Given task:
Reproduce the full listing below unchanged, apart from the pictures.

Supplied entries:
-- start --
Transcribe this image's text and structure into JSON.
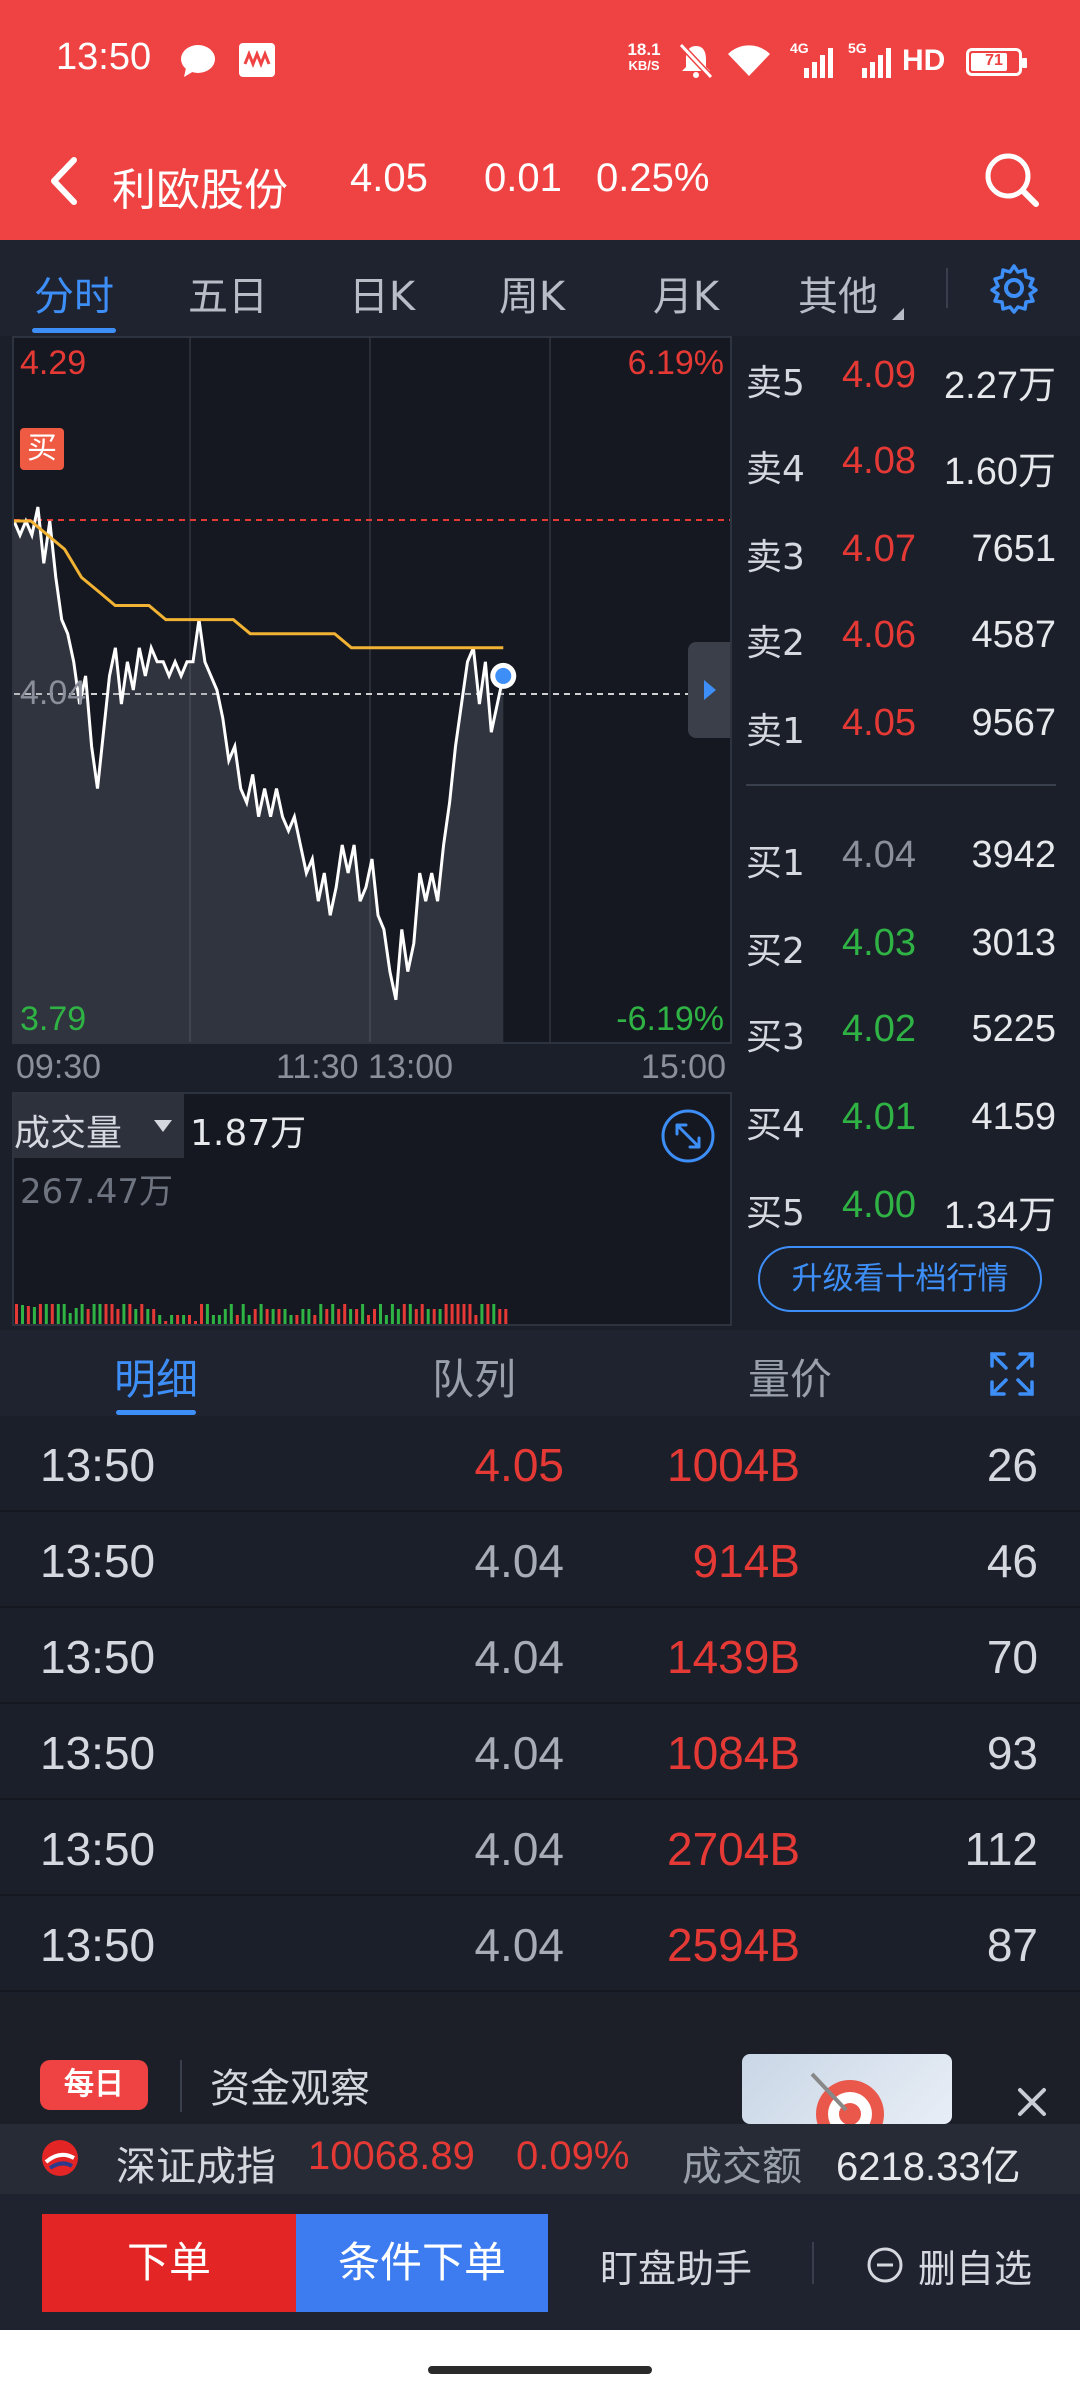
{
  "status_bar": {
    "time": "13:50",
    "net_speed_top": "18.1",
    "net_speed_unit": "KB/S",
    "sim1": "4G",
    "sim2": "5G",
    "hd": "HD",
    "battery": "71"
  },
  "header": {
    "stock_name": "利欧股份",
    "price": "4.05",
    "change": "0.01",
    "change_pct": "0.25%"
  },
  "tabs": [
    "分时",
    "五日",
    "日K",
    "周K",
    "月K",
    "其他"
  ],
  "chart": {
    "price_high": "4.29",
    "price_mid": "4.04",
    "price_low": "3.79",
    "pct_high": "6.19%",
    "pct_low": "-6.19%",
    "buy_marker": "买",
    "time_labels": [
      "09:30",
      "11:30 13:00",
      "15:00"
    ],
    "colors": {
      "up": "#e53935",
      "down": "#2fb344",
      "avg_line": "#f2b233",
      "price_line": "#ffffff"
    }
  },
  "chart_data": {
    "type": "line",
    "title": "",
    "xlabel": "",
    "ylabel": "",
    "ylim": [
      3.79,
      4.29
    ],
    "series": [
      {
        "values": [
          4.16,
          4.15,
          4.16,
          4.15,
          4.17,
          4.13,
          4.16,
          4.12,
          4.09,
          4.08,
          4.06,
          4.03,
          4.05,
          4.0,
          3.97,
          4.01,
          4.05,
          4.07,
          4.03,
          4.06,
          4.04,
          4.07,
          4.05,
          4.07,
          4.06,
          4.06,
          4.05,
          4.06,
          4.05,
          4.06,
          4.06,
          4.09,
          4.06,
          4.05,
          4.04,
          4.02,
          3.99,
          4.0,
          3.97,
          3.96,
          3.98,
          3.95,
          3.97,
          3.95,
          3.97,
          3.95,
          3.94,
          3.95,
          3.93,
          3.91,
          3.92,
          3.89,
          3.91,
          3.88,
          3.9,
          3.93,
          3.91,
          3.93,
          3.89,
          3.9,
          3.92,
          3.88,
          3.87,
          3.84,
          3.82,
          3.87,
          3.84,
          3.86,
          3.91,
          3.89,
          3.91,
          3.89,
          3.93,
          3.96,
          4.0,
          4.03,
          4.06,
          4.07,
          4.03,
          4.06,
          4.01,
          4.03,
          4.05
        ]
      },
      {
        "values": [
          4.16,
          4.16,
          4.15,
          4.14,
          4.12,
          4.11,
          4.1,
          4.1,
          4.1,
          4.09,
          4.09,
          4.09,
          4.09,
          4.09,
          4.08,
          4.08,
          4.08,
          4.08,
          4.08,
          4.08,
          4.07,
          4.07,
          4.07,
          4.07,
          4.07,
          4.07,
          4.07,
          4.07,
          4.07,
          4.07
        ]
      }
    ]
  },
  "volume": {
    "label": "成交量",
    "current": "1.87万",
    "max": "267.47万"
  },
  "order_book": {
    "asks": [
      {
        "label": "卖5",
        "price": "4.09",
        "vol": "2.27万"
      },
      {
        "label": "卖4",
        "price": "4.08",
        "vol": "1.60万"
      },
      {
        "label": "卖3",
        "price": "4.07",
        "vol": "7651"
      },
      {
        "label": "卖2",
        "price": "4.06",
        "vol": "4587"
      },
      {
        "label": "卖1",
        "price": "4.05",
        "vol": "9567"
      }
    ],
    "bids": [
      {
        "label": "买1",
        "price": "4.04",
        "vol": "3942"
      },
      {
        "label": "买2",
        "price": "4.03",
        "vol": "3013"
      },
      {
        "label": "买3",
        "price": "4.02",
        "vol": "5225"
      },
      {
        "label": "买4",
        "price": "4.01",
        "vol": "4159"
      },
      {
        "label": "买5",
        "price": "4.00",
        "vol": "1.34万"
      }
    ],
    "upgrade_label": "升级看十档行情"
  },
  "detail_tabs": [
    "明细",
    "队列",
    "量价"
  ],
  "trades": [
    {
      "time": "13:50",
      "price": "4.05",
      "qty": "1004B",
      "count": "26"
    },
    {
      "time": "13:50",
      "price": "4.04",
      "qty": "914B",
      "count": "46"
    },
    {
      "time": "13:50",
      "price": "4.04",
      "qty": "1439B",
      "count": "70"
    },
    {
      "time": "13:50",
      "price": "4.04",
      "qty": "1084B",
      "count": "93"
    },
    {
      "time": "13:50",
      "price": "4.04",
      "qty": "2704B",
      "count": "112"
    },
    {
      "time": "13:50",
      "price": "4.04",
      "qty": "2594B",
      "count": "87"
    }
  ],
  "ad": {
    "badge": "每日",
    "title": "资金观察"
  },
  "index_bar": {
    "name": "深证成指",
    "value": "10068.89",
    "pct": "0.09%",
    "amount_label": "成交额",
    "amount": "6218.33亿"
  },
  "actions": {
    "order": "下单",
    "conditional_order": "条件下单",
    "watch_assistant": "盯盘助手",
    "remove_watch": "删自选"
  }
}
-- end --
Answer to this problem:
Transcribe this image's text and structure into JSON.
{
  "status_bar": {
    "time": "13:50",
    "net_speed_top": "18.1",
    "net_speed_unit": "KB/S",
    "sim1": "4G",
    "sim2": "5G",
    "hd": "HD",
    "battery": "71"
  },
  "header": {
    "stock_name": "利欧股份",
    "price": "4.05",
    "change": "0.01",
    "change_pct": "0.25%"
  },
  "tabs": [
    "分时",
    "五日",
    "日K",
    "周K",
    "月K",
    "其他"
  ],
  "chart": {
    "price_high": "4.29",
    "price_mid": "4.04",
    "price_low": "3.79",
    "pct_high": "6.19%",
    "pct_low": "-6.19%",
    "buy_marker": "买",
    "time_labels": [
      "09:30",
      "11:30 13:00",
      "15:00"
    ],
    "colors": {
      "up": "#e53935",
      "down": "#2fb344",
      "avg_line": "#f2b233",
      "price_line": "#ffffff"
    }
  },
  "chart_data": {
    "type": "line",
    "title": "",
    "xlabel": "",
    "ylabel": "",
    "ylim": [
      3.79,
      4.29
    ],
    "series": [
      {
        "values": [
          4.16,
          4.15,
          4.16,
          4.15,
          4.17,
          4.13,
          4.16,
          4.12,
          4.09,
          4.08,
          4.06,
          4.03,
          4.05,
          4.0,
          3.97,
          4.01,
          4.05,
          4.07,
          4.03,
          4.06,
          4.04,
          4.07,
          4.05,
          4.07,
          4.06,
          4.06,
          4.05,
          4.06,
          4.05,
          4.06,
          4.06,
          4.09,
          4.06,
          4.05,
          4.04,
          4.02,
          3.99,
          4.0,
          3.97,
          3.96,
          3.98,
          3.95,
          3.97,
          3.95,
          3.97,
          3.95,
          3.94,
          3.95,
          3.93,
          3.91,
          3.92,
          3.89,
          3.91,
          3.88,
          3.9,
          3.93,
          3.91,
          3.93,
          3.89,
          3.9,
          3.92,
          3.88,
          3.87,
          3.84,
          3.82,
          3.87,
          3.84,
          3.86,
          3.91,
          3.89,
          3.91,
          3.89,
          3.93,
          3.96,
          4.0,
          4.03,
          4.06,
          4.07,
          4.03,
          4.06,
          4.01,
          4.03,
          4.05
        ]
      },
      {
        "values": [
          4.16,
          4.16,
          4.15,
          4.14,
          4.12,
          4.11,
          4.1,
          4.1,
          4.1,
          4.09,
          4.09,
          4.09,
          4.09,
          4.09,
          4.08,
          4.08,
          4.08,
          4.08,
          4.08,
          4.08,
          4.07,
          4.07,
          4.07,
          4.07,
          4.07,
          4.07,
          4.07,
          4.07,
          4.07,
          4.07
        ]
      }
    ]
  },
  "volume": {
    "label": "成交量",
    "current": "1.87万",
    "max": "267.47万"
  },
  "order_book": {
    "asks": [
      {
        "label": "卖5",
        "price": "4.09",
        "vol": "2.27万"
      },
      {
        "label": "卖4",
        "price": "4.08",
        "vol": "1.60万"
      },
      {
        "label": "卖3",
        "price": "4.07",
        "vol": "7651"
      },
      {
        "label": "卖2",
        "price": "4.06",
        "vol": "4587"
      },
      {
        "label": "卖1",
        "price": "4.05",
        "vol": "9567"
      }
    ],
    "bids": [
      {
        "label": "买1",
        "price": "4.04",
        "vol": "3942"
      },
      {
        "label": "买2",
        "price": "4.03",
        "vol": "3013"
      },
      {
        "label": "买3",
        "price": "4.02",
        "vol": "5225"
      },
      {
        "label": "买4",
        "price": "4.01",
        "vol": "4159"
      },
      {
        "label": "买5",
        "price": "4.00",
        "vol": "1.34万"
      }
    ],
    "upgrade_label": "升级看十档行情"
  },
  "detail_tabs": [
    "明细",
    "队列",
    "量价"
  ],
  "trades": [
    {
      "time": "13:50",
      "price": "4.05",
      "qty": "1004B",
      "count": "26"
    },
    {
      "time": "13:50",
      "price": "4.04",
      "qty": "914B",
      "count": "46"
    },
    {
      "time": "13:50",
      "price": "4.04",
      "qty": "1439B",
      "count": "70"
    },
    {
      "time": "13:50",
      "price": "4.04",
      "qty": "1084B",
      "count": "93"
    },
    {
      "time": "13:50",
      "price": "4.04",
      "qty": "2704B",
      "count": "112"
    },
    {
      "time": "13:50",
      "price": "4.04",
      "qty": "2594B",
      "count": "87"
    }
  ],
  "ad": {
    "badge": "每日",
    "title": "资金观察"
  },
  "index_bar": {
    "name": "深证成指",
    "value": "10068.89",
    "pct": "0.09%",
    "amount_label": "成交额",
    "amount": "6218.33亿"
  },
  "actions": {
    "order": "下单",
    "conditional_order": "条件下单",
    "watch_assistant": "盯盘助手",
    "remove_watch": "删自选"
  }
}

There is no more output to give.